• **STORED RECORDS**
******

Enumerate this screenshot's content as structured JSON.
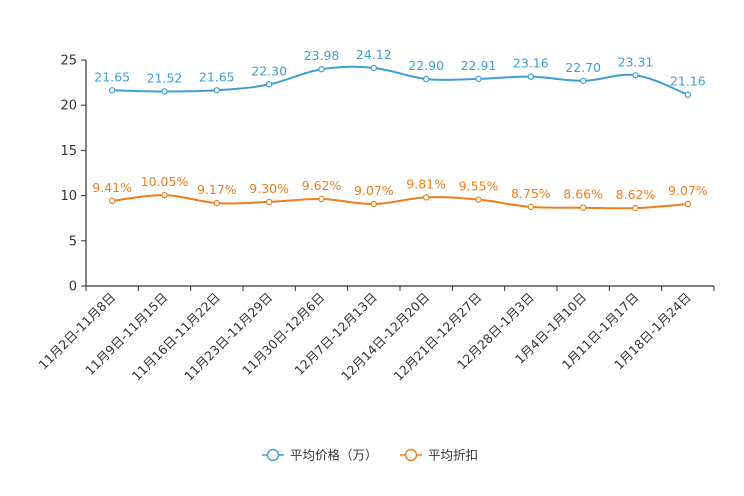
{
  "chart_data": {
    "type": "line",
    "title": "",
    "xlabel": "",
    "ylabel": "",
    "ylim": [
      0,
      25
    ],
    "yticks": [
      0,
      5,
      10,
      15,
      20,
      25
    ],
    "grid": false,
    "legend_position": "bottom-center",
    "categories": [
      "11月2日-11月8日",
      "11月9日-11月15日",
      "11月16日-11月22日",
      "11月23日-11月29日",
      "11月30日-12月6日",
      "12月7日-12月13日",
      "12月14日-12月20日",
      "12月21日-12月27日",
      "12月28日-1月3日",
      "1月4日-1月10日",
      "1月11日-1月17日",
      "1月18日-1月24日"
    ],
    "series": [
      {
        "name": "平均价格（万）",
        "color": "#3d9fd6",
        "values": [
          21.65,
          21.52,
          21.65,
          22.3,
          23.98,
          24.12,
          22.9,
          22.91,
          23.16,
          22.7,
          23.31,
          21.16
        ],
        "labels": [
          "21.65",
          "21.52",
          "21.65",
          "22.30",
          "23.98",
          "24.12",
          "22.90",
          "22.91",
          "23.16",
          "22.70",
          "23.31",
          "21.16"
        ]
      },
      {
        "name": "平均折扣",
        "color": "#f07d1e",
        "values": [
          9.41,
          10.05,
          9.17,
          9.3,
          9.62,
          9.07,
          9.81,
          9.55,
          8.75,
          8.66,
          8.62,
          9.07
        ],
        "labels": [
          "9.41%",
          "10.05%",
          "9.17%",
          "9.30%",
          "9.62%",
          "9.07%",
          "9.81%",
          "9.55%",
          "8.75%",
          "8.66%",
          "8.62%",
          "9.07%"
        ]
      }
    ]
  }
}
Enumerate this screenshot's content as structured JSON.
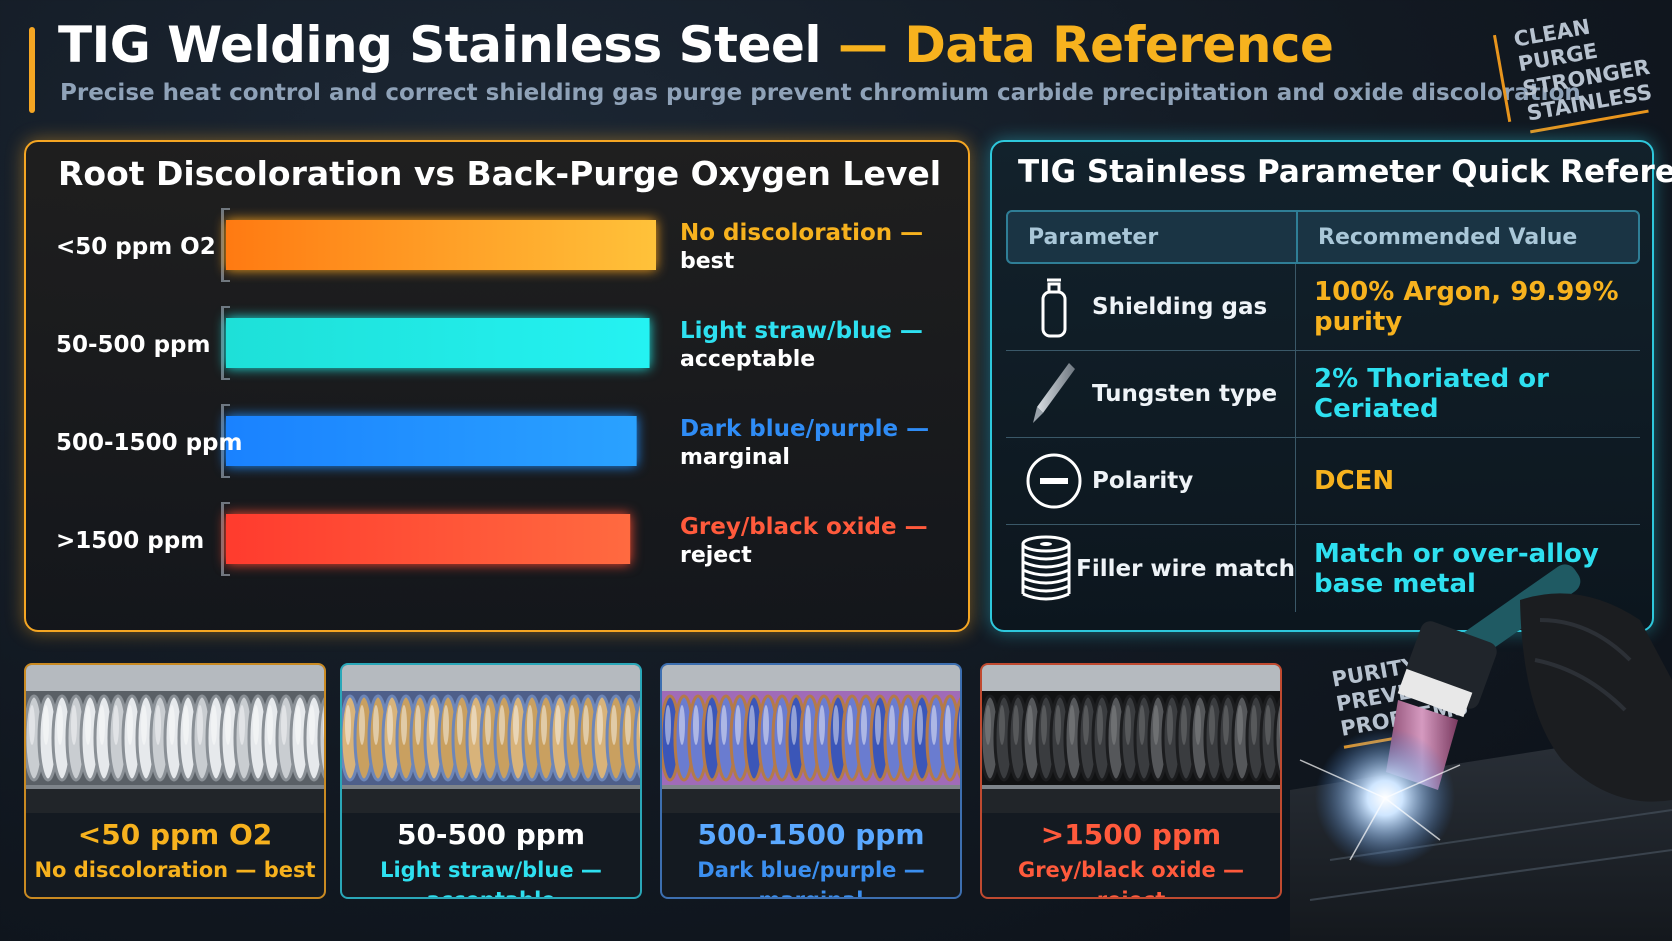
{
  "header": {
    "title_main": "TIG Welding Stainless Steel",
    "title_accent": "— Data Reference",
    "subtitle": "Precise heat control and correct shielding gas purge prevent chromium carbide precipitation and oxide discoloration",
    "tag": "CLEAN\nPURGE\nSTRONGER\nSTAINLESS"
  },
  "colors": {
    "accent": "#f5a623",
    "cyan": "#2ee0f0",
    "blue": "#2f8cf5",
    "red": "#ff5a3c"
  },
  "chart_data": {
    "type": "bar",
    "orientation": "horizontal",
    "title": "Root Discoloration vs Back-Purge Oxygen Level",
    "categories": [
      "<50 ppm O2",
      "50-500 ppm",
      "500-1500 ppm",
      ">1500 ppm"
    ],
    "values": [
      100,
      98.5,
      95.5,
      94
    ],
    "colors": [
      "#f8a21c",
      "#1fe6e2",
      "#1f8fff",
      "#ff4b32"
    ],
    "annotations": [
      {
        "lead": "No discoloration —",
        "rest": "best",
        "color": "#f7b21e"
      },
      {
        "lead": "Light straw/blue —",
        "rest": "acceptable",
        "color": "#2ee0f0"
      },
      {
        "lead": "Dark blue/purple —",
        "rest": "marginal",
        "color": "#2f8cf5"
      },
      {
        "lead": "Grey/black oxide —",
        "rest": "reject",
        "color": "#ff5a3c"
      }
    ],
    "xlim": [
      0,
      100
    ],
    "grid": false,
    "legend": "none"
  },
  "table": {
    "title": "TIG Stainless Parameter Quick Reference",
    "headers": [
      "Parameter",
      "Recommended Value"
    ],
    "rows": [
      {
        "icon": "gas-cylinder-icon",
        "param": "Shielding gas",
        "value": "100% Argon, 99.99% purity",
        "color": "#f7b21e"
      },
      {
        "icon": "tungsten-electrode-icon",
        "param": "Tungsten type",
        "value": "2% Thoriated or Ceriated",
        "color": "#2ee0f0"
      },
      {
        "icon": "negative-polarity-icon",
        "param": "Polarity",
        "value": "DCEN",
        "color": "#f7b21e"
      },
      {
        "icon": "filler-wire-spool-icon",
        "param": "Filler wire match",
        "value": "Match or over-alloy base metal",
        "color": "#2ee0f0"
      }
    ]
  },
  "samples": [
    {
      "ppm": "<50 ppm O2",
      "desc": "No discoloration — best",
      "ppm_color": "#f7b21e",
      "desc_color": "#f7b21e",
      "border": "#c98a22",
      "tint": "clean"
    },
    {
      "ppm": "50-500 ppm",
      "desc": "Light straw/blue — acceptable",
      "ppm_color": "#ffffff",
      "desc_color": "#2ee0f0",
      "border": "#2aa7b8",
      "tint": "straw"
    },
    {
      "ppm": "500-1500 ppm",
      "desc": "Dark blue/purple — marginal",
      "ppm_color": "#5aa8ff",
      "desc_color": "#3b8ff0",
      "border": "#3d6fb0",
      "tint": "blue"
    },
    {
      "ppm": ">1500 ppm",
      "desc": "Grey/black oxide — reject",
      "ppm_color": "#ff5a3c",
      "desc_color": "#ff5a3c",
      "border": "#c04a30",
      "tint": "black"
    }
  ],
  "footer_tag": "PURITY\nPREVENTS\nPROBLEMS"
}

******

Which lines hold the word "icon"? Copy all of them.

• **ANSWER TO THIS EXERCISE**
        "icon": "gas-cylinder-icon",
        "icon": "tungsten-electrode-icon",
        "icon": "negative-polarity-icon",
        "icon": "filler-wire-spool-icon",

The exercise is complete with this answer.